> What needs to be done: The entries below should be given again exactly, minus their pictures.

> Records for the exercise:
* START *

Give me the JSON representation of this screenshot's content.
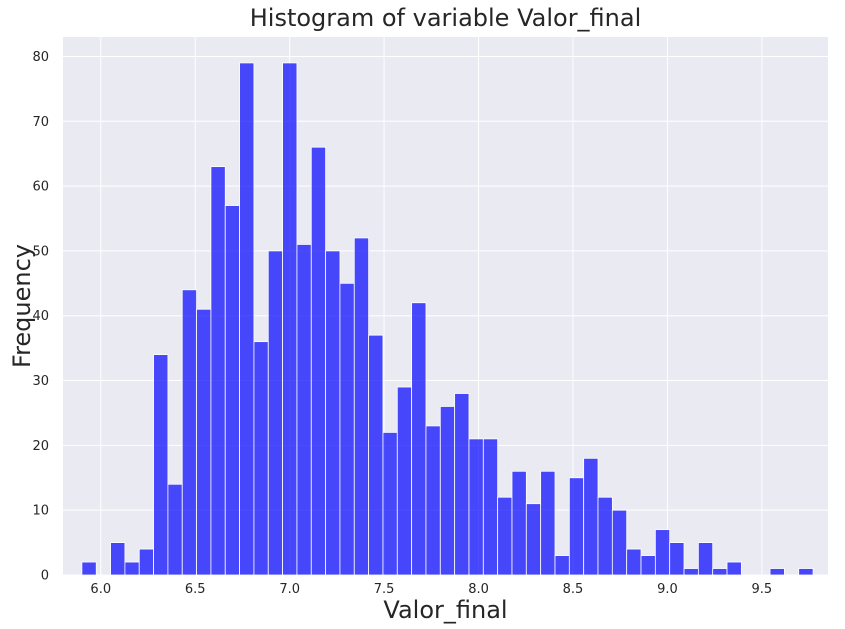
{
  "chart_data": {
    "type": "bar",
    "title": "Histogram of variable Valor_final",
    "xlabel": "Valor_final",
    "ylabel": "Frequency",
    "xlim": [
      5.8,
      9.85
    ],
    "ylim": [
      0,
      83
    ],
    "xticks": [
      "6.0",
      "6.5",
      "7.0",
      "7.5",
      "8.0",
      "8.5",
      "9.0",
      "9.5"
    ],
    "yticks": [
      "0",
      "10",
      "20",
      "30",
      "40",
      "50",
      "60",
      "70",
      "80"
    ],
    "bin_start": 5.9,
    "bin_width": 0.0759,
    "values": [
      2,
      0,
      5,
      2,
      4,
      34,
      14,
      44,
      41,
      63,
      57,
      79,
      36,
      50,
      79,
      51,
      66,
      50,
      45,
      52,
      37,
      22,
      29,
      42,
      23,
      26,
      28,
      21,
      21,
      12,
      16,
      11,
      16,
      3,
      15,
      18,
      12,
      10,
      4,
      3,
      7,
      5,
      1,
      5,
      1,
      2,
      0,
      0,
      1,
      0,
      1
    ],
    "grid": true,
    "bar_color": "#0000ff",
    "background_color": "#eaeaf2"
  }
}
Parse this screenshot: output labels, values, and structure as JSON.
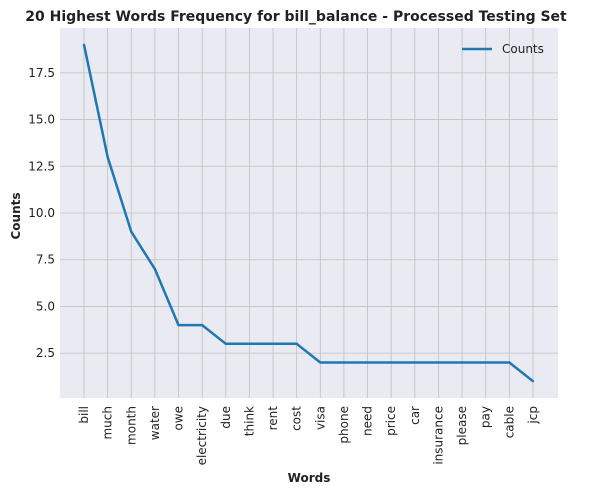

* END *

> Exercise response:
Give me the JSON representation of this screenshot's content.
{
  "chart_data": {
    "type": "bar",
    "title": "Histogram of variable Valor_final",
    "xlabel": "Valor_final",
    "ylabel": "Frequency",
    "xlim": [
      5.8,
      9.85
    ],
    "ylim": [
      0,
      83
    ],
    "xticks": [
      "6.0",
      "6.5",
      "7.0",
      "7.5",
      "8.0",
      "8.5",
      "9.0",
      "9.5"
    ],
    "yticks": [
      "0",
      "10",
      "20",
      "30",
      "40",
      "50",
      "60",
      "70",
      "80"
    ],
    "bin_start": 5.9,
    "bin_width": 0.0759,
    "values": [
      2,
      0,
      5,
      2,
      4,
      34,
      14,
      44,
      41,
      63,
      57,
      79,
      36,
      50,
      79,
      51,
      66,
      50,
      45,
      52,
      37,
      22,
      29,
      42,
      23,
      26,
      28,
      21,
      21,
      12,
      16,
      11,
      16,
      3,
      15,
      18,
      12,
      10,
      4,
      3,
      7,
      5,
      1,
      5,
      1,
      2,
      0,
      0,
      1,
      0,
      1
    ],
    "grid": true,
    "bar_color": "#0000ff",
    "background_color": "#eaeaf2"
  }
}
Parse this screenshot: output labels, values, and structure as JSON.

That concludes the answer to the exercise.